Task to complete: Rewrite the lines of the material below as a numbered list, skipping any blank lines and leaving the pictures out of your answer.
= = = =
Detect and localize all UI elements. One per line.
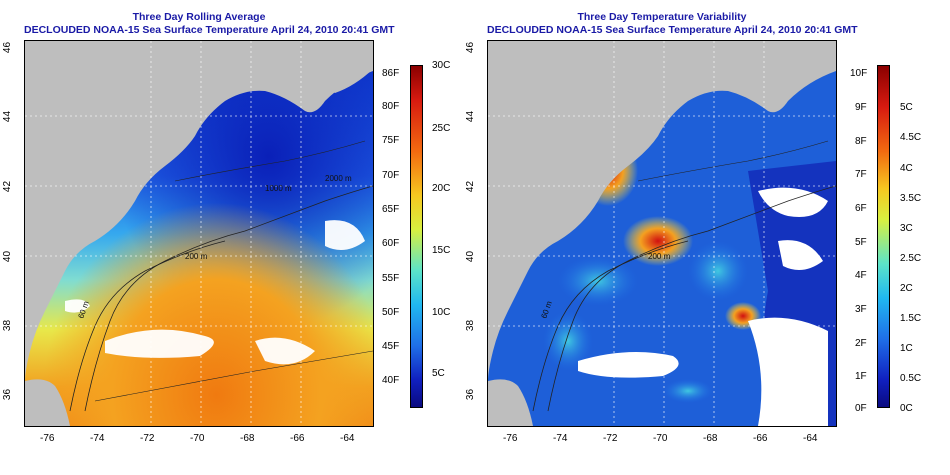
left-cb-f-45: 45F bbox=[382, 341, 400, 352]
left-cb-c-30: 30C bbox=[432, 60, 451, 71]
right-lon-tick--72: -72 bbox=[603, 433, 618, 444]
left-lat-tick-46: 46 bbox=[2, 41, 14, 54]
right-land bbox=[488, 41, 836, 381]
left-gridlines bbox=[25, 41, 373, 426]
left-lon-tick--76: -76 bbox=[40, 433, 55, 444]
right-cb-c-1: 1C bbox=[900, 343, 913, 354]
left-cb-c-5: 5C bbox=[432, 368, 445, 379]
right-cb-c-2: 2C bbox=[900, 283, 913, 294]
right-cb-c-1.5: 1.5C bbox=[900, 313, 922, 324]
left-lon-tick--64: -64 bbox=[340, 433, 355, 444]
right-contour-60m bbox=[532, 240, 689, 412]
right-lat-tick-38: 38 bbox=[465, 319, 477, 332]
left-cb-c-10: 10C bbox=[432, 307, 451, 318]
left-title-line2: DECLOUDED NOAA-15 Sea Surface Temperatur… bbox=[24, 24, 395, 36]
left-cb-f-75: 75F bbox=[382, 135, 400, 146]
right-lat-tick-40: 40 bbox=[465, 250, 477, 263]
right-cb-f-6: 6F bbox=[855, 203, 867, 214]
left-cb-f-50: 50F bbox=[382, 307, 400, 318]
right-cb-f-4: 4F bbox=[855, 270, 867, 281]
left-contour-label-2000m: 2000 m bbox=[325, 174, 352, 183]
left-lon-tick--74: -74 bbox=[90, 433, 105, 444]
right-lat-tick-46: 46 bbox=[465, 41, 477, 54]
left-lon-tick--66: -66 bbox=[290, 433, 305, 444]
left-contour-200m bbox=[84, 185, 373, 412]
right-title-line2: DECLOUDED NOAA-15 Sea Surface Temperatur… bbox=[487, 24, 858, 36]
left-lat-tick-44: 44 bbox=[2, 110, 14, 123]
right-cb-f-7: 7F bbox=[855, 169, 867, 180]
right-gridlines bbox=[488, 41, 836, 426]
left-map: 200 m 60 m 2000 m 1000 m bbox=[24, 40, 374, 427]
left-lon-tick--70: -70 bbox=[190, 433, 205, 444]
right-cb-f-2: 2F bbox=[855, 338, 867, 349]
right-map: 200 m 60 m bbox=[487, 40, 837, 427]
right-cb-c-4.5: 4.5C bbox=[900, 132, 922, 143]
right-cb-f-1: 1F bbox=[855, 371, 867, 382]
left-lon-tick--68: -68 bbox=[240, 433, 255, 444]
right-title-line1: Three Day Temperature Variability bbox=[577, 11, 747, 23]
left-cb-c-25: 25C bbox=[432, 123, 451, 134]
right-colorbar bbox=[877, 65, 890, 408]
left-cb-f-65: 65F bbox=[382, 204, 400, 215]
right-lon-tick--76: -76 bbox=[503, 433, 518, 444]
left-contour-label-1000m: 1000 m bbox=[265, 184, 292, 193]
left-colorbar bbox=[410, 65, 423, 408]
right-contour-200m bbox=[547, 185, 836, 412]
right-cb-c-3.5: 3.5C bbox=[900, 193, 922, 204]
right-contour-label-200m: 200 m bbox=[648, 252, 671, 261]
right-lon-tick--74: -74 bbox=[553, 433, 568, 444]
right-lon-tick--64: -64 bbox=[803, 433, 818, 444]
right-lon-tick--70: -70 bbox=[653, 433, 668, 444]
left-lat-tick-42: 42 bbox=[2, 180, 14, 193]
right-cb-f-0: 0F bbox=[855, 403, 867, 414]
left-land bbox=[25, 41, 373, 381]
left-cb-f-55: 55F bbox=[382, 273, 400, 284]
right-cb-c-4: 4C bbox=[900, 163, 913, 174]
right-cb-c-2.5: 2.5C bbox=[900, 253, 922, 264]
left-lat-tick-40: 40 bbox=[2, 250, 14, 263]
right-cb-c-0.5: 0.5C bbox=[900, 373, 922, 384]
right-lat-tick-42: 42 bbox=[465, 180, 477, 193]
left-cloud-patches bbox=[65, 220, 365, 365]
left-cb-c-20: 20C bbox=[432, 183, 451, 194]
left-contour-60m bbox=[69, 240, 226, 412]
right-lon-tick--66: -66 bbox=[753, 433, 768, 444]
left-lat-tick-38: 38 bbox=[2, 319, 14, 332]
left-cb-c-15: 15C bbox=[432, 245, 451, 256]
right-cb-f-10: 10F bbox=[850, 68, 868, 79]
left-contour-label-200m: 200 m bbox=[185, 252, 208, 261]
right-lat-tick-36: 36 bbox=[465, 388, 477, 401]
left-cb-f-80: 80F bbox=[382, 101, 400, 112]
left-title-line1: Three Day Rolling Average bbox=[132, 11, 266, 23]
right-lat-tick-44: 44 bbox=[465, 110, 477, 123]
right-cb-c-0: 0C bbox=[900, 403, 913, 414]
left-cb-f-70: 70F bbox=[382, 170, 400, 181]
right-cb-c-5: 5C bbox=[900, 102, 913, 113]
right-cb-f-5: 5F bbox=[855, 237, 867, 248]
right-lon-tick--68: -68 bbox=[703, 433, 718, 444]
left-cb-f-86: 86F bbox=[382, 68, 400, 79]
right-cb-c-3: 3C bbox=[900, 223, 913, 234]
right-cb-f-9: 9F bbox=[855, 102, 867, 113]
right-cb-f-8: 8F bbox=[855, 136, 867, 147]
left-lon-tick--72: -72 bbox=[140, 433, 155, 444]
right-cb-f-3: 3F bbox=[855, 304, 867, 315]
right-cloud-patches bbox=[578, 187, 828, 426]
left-lat-tick-36: 36 bbox=[2, 388, 14, 401]
left-cb-f-60: 60F bbox=[382, 238, 400, 249]
left-cb-f-40: 40F bbox=[382, 375, 400, 386]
= = = =
In response:
1. Detect and localize all UI elements. One per line.
2. left-cb-f-45: 45F bbox=[382, 341, 400, 352]
3. left-cb-c-30: 30C bbox=[432, 60, 451, 71]
4. right-lon-tick--72: -72 bbox=[603, 433, 618, 444]
5. left-lat-tick-46: 46 bbox=[2, 41, 14, 54]
6. right-land bbox=[488, 41, 836, 381]
7. left-gridlines bbox=[25, 41, 373, 426]
8. left-lon-tick--76: -76 bbox=[40, 433, 55, 444]
9. right-cb-c-1: 1C bbox=[900, 343, 913, 354]
10. left-cb-c-5: 5C bbox=[432, 368, 445, 379]
11. right-cb-c-2: 2C bbox=[900, 283, 913, 294]
12. right-cb-c-1.5: 1.5C bbox=[900, 313, 922, 324]
13. left-lon-tick--64: -64 bbox=[340, 433, 355, 444]
14. right-contour-60m bbox=[532, 240, 689, 412]
15. right-lat-tick-38: 38 bbox=[465, 319, 477, 332]
16. left-cb-c-10: 10C bbox=[432, 307, 451, 318]
17. left-title-line2: DECLOUDED NOAA-15 Sea Surface Temperatur… bbox=[24, 24, 395, 36]
18. left-cb-f-75: 75F bbox=[382, 135, 400, 146]
19. right-lat-tick-40: 40 bbox=[465, 250, 477, 263]
20. right-cb-f-6: 6F bbox=[855, 203, 867, 214]
21. left-cb-f-50: 50F bbox=[382, 307, 400, 318]
22. right-cb-f-4: 4F bbox=[855, 270, 867, 281]
23. left-contour-label-2000m: 2000 m bbox=[325, 174, 352, 183]
24. left-lon-tick--74: -74 bbox=[90, 433, 105, 444]
25. right-lat-tick-46: 46 bbox=[465, 41, 477, 54]
26. left-lon-tick--66: -66 bbox=[290, 433, 305, 444]
27. left-contour-200m bbox=[84, 185, 373, 412]
28. right-title-line2: DECLOUDED NOAA-15 Sea Surface Temperatur… bbox=[487, 24, 858, 36]
29. left-lat-tick-44: 44 bbox=[2, 110, 14, 123]
30. right-cb-f-7: 7F bbox=[855, 169, 867, 180]
31. right-gridlines bbox=[488, 41, 836, 426]
32. left-map: 200 m 60 m 2000 m 1000 m bbox=[24, 40, 374, 427]
33. left-lon-tick--70: -70 bbox=[190, 433, 205, 444]
34. right-cb-f-2: 2F bbox=[855, 338, 867, 349]
35. right-map: 200 m 60 m bbox=[487, 40, 837, 427]
36. right-cb-c-4.5: 4.5C bbox=[900, 132, 922, 143]
37. right-cb-f-1: 1F bbox=[855, 371, 867, 382]
38. left-lon-tick--68: -68 bbox=[240, 433, 255, 444]
39. right-title-line1: Three Day Temperature Variability bbox=[577, 11, 747, 23]
40. left-cb-c-25: 25C bbox=[432, 123, 451, 134]
41. right-colorbar bbox=[877, 65, 890, 408]
42. left-cb-f-65: 65F bbox=[382, 204, 400, 215]
43. right-lon-tick--76: -76 bbox=[503, 433, 518, 444]
44. left-contour-label-1000m: 1000 m bbox=[265, 184, 292, 193]
45. left-colorbar bbox=[410, 65, 423, 408]
46. right-contour-200m bbox=[547, 185, 836, 412]
47. right-cb-c-3.5: 3.5C bbox=[900, 193, 922, 204]
48. right-contour-label-200m: 200 m bbox=[648, 252, 671, 261]
49. right-lon-tick--74: -74 bbox=[553, 433, 568, 444]
50. right-lon-tick--64: -64 bbox=[803, 433, 818, 444]
51. right-lon-tick--70: -70 bbox=[653, 433, 668, 444]
52. left-lat-tick-42: 42 bbox=[2, 180, 14, 193]
53. right-cb-f-0: 0F bbox=[855, 403, 867, 414]
54. left-land bbox=[25, 41, 373, 381]
55. left-cb-f-55: 55F bbox=[382, 273, 400, 284]
56. right-cb-c-4: 4C bbox=[900, 163, 913, 174]
57. right-cb-c-2.5: 2.5C bbox=[900, 253, 922, 264]
58. left-lat-tick-40: 40 bbox=[2, 250, 14, 263]
59. right-cb-c-0.5: 0.5C bbox=[900, 373, 922, 384]
60. right-lat-tick-42: 42 bbox=[465, 180, 477, 193]
61. left-cloud-patches bbox=[65, 220, 365, 365]
62. left-cb-c-20: 20C bbox=[432, 183, 451, 194]
63. left-contour-60m bbox=[69, 240, 226, 412]
64. right-lon-tick--66: -66 bbox=[753, 433, 768, 444]
65. left-lat-tick-38: 38 bbox=[2, 319, 14, 332]
66. left-cb-c-15: 15C bbox=[432, 245, 451, 256]
67. right-cb-f-10: 10F bbox=[850, 68, 868, 79]
68. left-contour-label-200m: 200 m bbox=[185, 252, 208, 261]
69. right-lat-tick-36: 36 bbox=[465, 388, 477, 401]
70. left-cb-f-80: 80F bbox=[382, 101, 400, 112]
71. left-title-line1: Three Day Rolling Average bbox=[132, 11, 266, 23]
72. right-lat-tick-44: 44 bbox=[465, 110, 477, 123]
73. right-cb-c-0: 0C bbox=[900, 403, 913, 414]
74. left-cb-f-70: 70F bbox=[382, 170, 400, 181]
75. right-cb-c-5: 5C bbox=[900, 102, 913, 113]
76. right-cb-f-5: 5F bbox=[855, 237, 867, 248]
77. right-lon-tick--68: -68 bbox=[703, 433, 718, 444]
78. left-cb-f-86: 86F bbox=[382, 68, 400, 79]
79. right-cb-c-3: 3C bbox=[900, 223, 913, 234]
80. right-cb-f-9: 9F bbox=[855, 102, 867, 113]
81. right-cb-f-8: 8F bbox=[855, 136, 867, 147]
82. left-lon-tick--72: -72 bbox=[140, 433, 155, 444]
83. right-cb-f-3: 3F bbox=[855, 304, 867, 315]
84. right-cloud-patches bbox=[578, 187, 828, 426]
85. left-lat-tick-36: 36 bbox=[2, 388, 14, 401]
86. left-cb-f-60: 60F bbox=[382, 238, 400, 249]
87. left-cb-f-40: 40F bbox=[382, 375, 400, 386]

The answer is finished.